Copy everything in the data below exactly except the pictures.

[Data rows]:
## Start

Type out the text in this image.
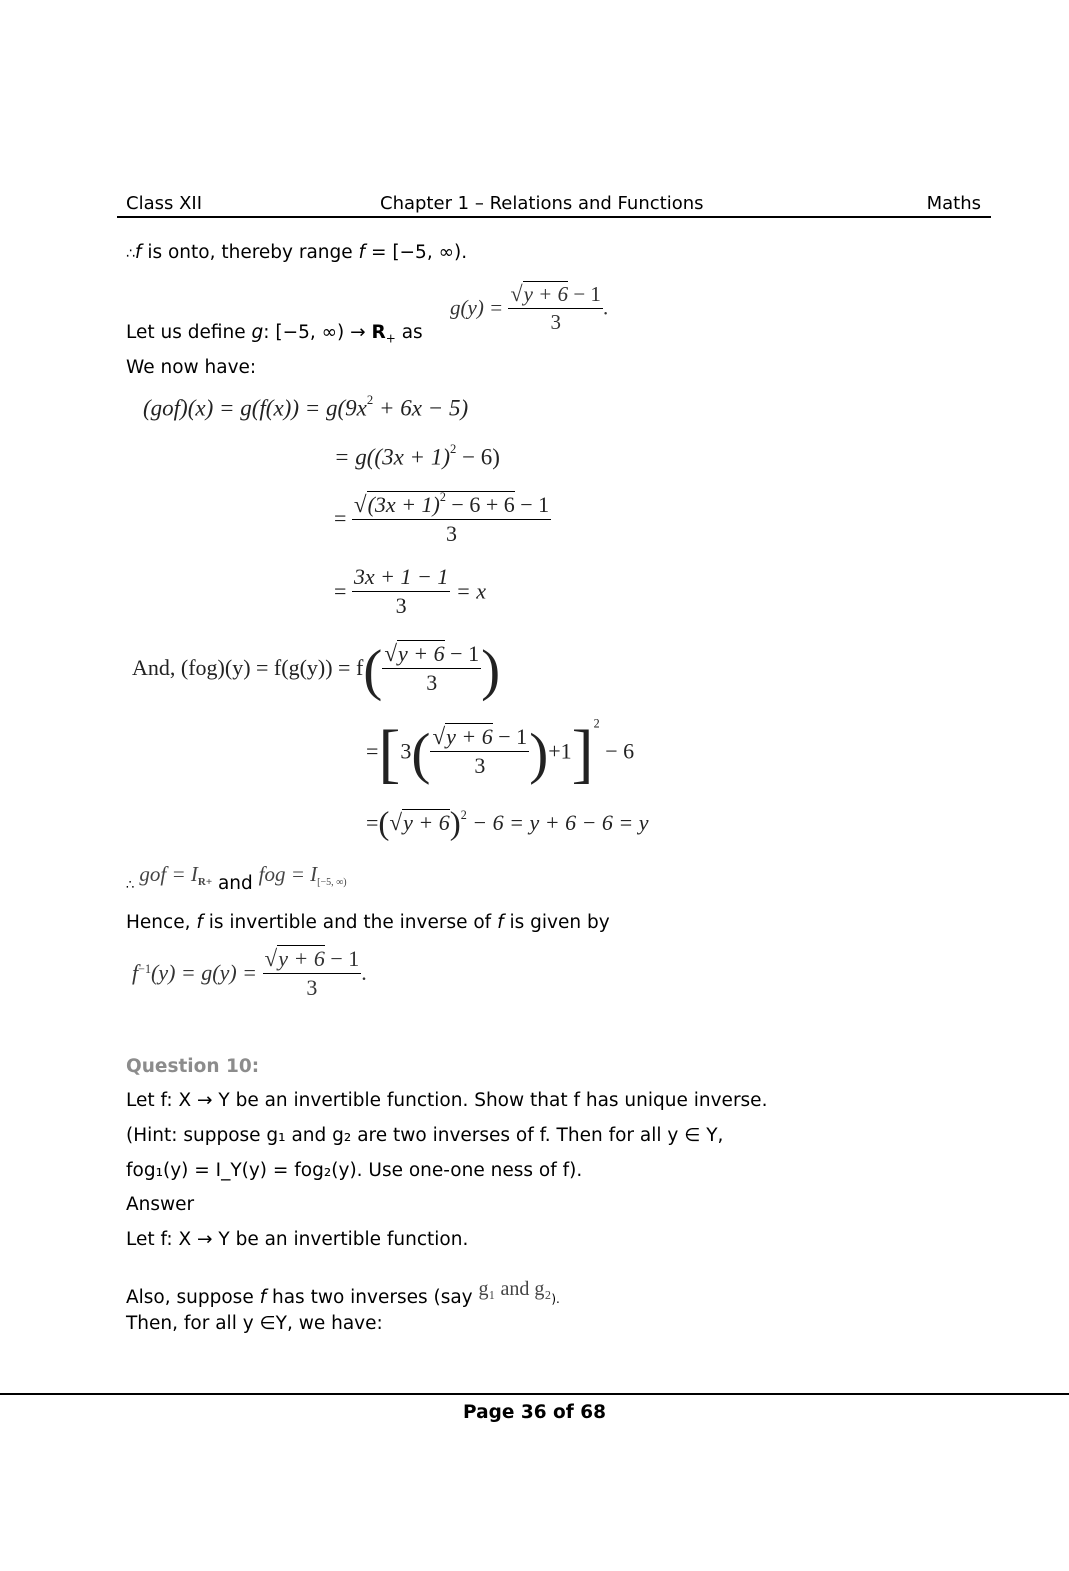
Class XII	Chapter 1 – Relations and Functions	Maths
∴f is onto, thereby range f = [−5, ∞).
Let us define g: [−5, ∞) → $R_+$ as
$g(y) = \frac{√y + 6 - 1}{3}$ .
We now have:
$(gof)(x) = g(f(x)) = g(9x^2 + 6x - 5)$
= $g((3x + 1)^2 - 6)$
= $\frac{√(3x + 1)^2 - 6 + 6 - 1}{3}$
= $\frac{3x + 1 - 1}{3} = x$
And, $(fog)(y) = f(g(y)) = f( \frac{√y + 6 - 1}{3}$ )
$=[3( \frac{√y + 6 - 1}{3} )+1]^2 - 6$
$=(√y + 6)^2 - 6 = y + 6 - 6 = y$
$_\therefore$ gof = $I_{R+}$ and fog = $I_{[-5, \infty)}$
Hence, f is invertible and the inverse of f is given by
$f^{-1}(y) = g(y) = \frac{√y + 6 - 1}{3}$ .
Question 10:
Let f: X → Y be an invertible function. Show that f has unique inverse.
(Hint: suppose g₁ and g₂ are two inverses of f. Then for all y ∈ Y,
fog₁(y) = I_Y(y) = fog₂(y). Use one-one ness of f).
Answer
Let f: X → Y be an invertible function.
Also, suppose f has two inverses (say g₁ and g₂).
Then, for all y ∈Y, we have:
Page 36 of 68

## End

[Solution to the problem]:
Type out the text in this image.
Class XII	Chapter 1 – Relations and Functions	Maths
∴f is onto, thereby range f = [−5, ∞).
Let us define g: [−5, ∞) → $R_+$ as
$g(y) = \frac{√y + 6 - 1}{3}$ .
We now have:
$(gof)(x) = g(f(x)) = g(9x^2 + 6x - 5)$
= $g((3x + 1)^2 - 6)$
= $\frac{√(3x + 1)^2 - 6 + 6 - 1}{3}$
= $\frac{3x + 1 - 1}{3} = x$
And, $(fog)(y) = f(g(y)) = f( \frac{√y + 6 - 1}{3}$ )
$=[3( \frac{√y + 6 - 1}{3} )+1]^2 - 6$
$=(√y + 6)^2 - 6 = y + 6 - 6 = y$
$_\therefore$ gof = $I_{R+}$ and fog = $I_{[-5, \infty)}$
Hence, f is invertible and the inverse of f is given by
$f^{-1}(y) = g(y) = \frac{√y + 6 - 1}{3}$ .
Question 10:
Let f: X → Y be an invertible function. Show that f has unique inverse.
(Hint: suppose g₁ and g₂ are two inverses of f. Then for all y ∈ Y,
fog₁(y) = I_Y(y) = fog₂(y). Use one-one ness of f).
Answer
Let f: X → Y be an invertible function.
Also, suppose f has two inverses (say g₁ and g₂).
Then, for all y ∈Y, we have:
Page 36 of 68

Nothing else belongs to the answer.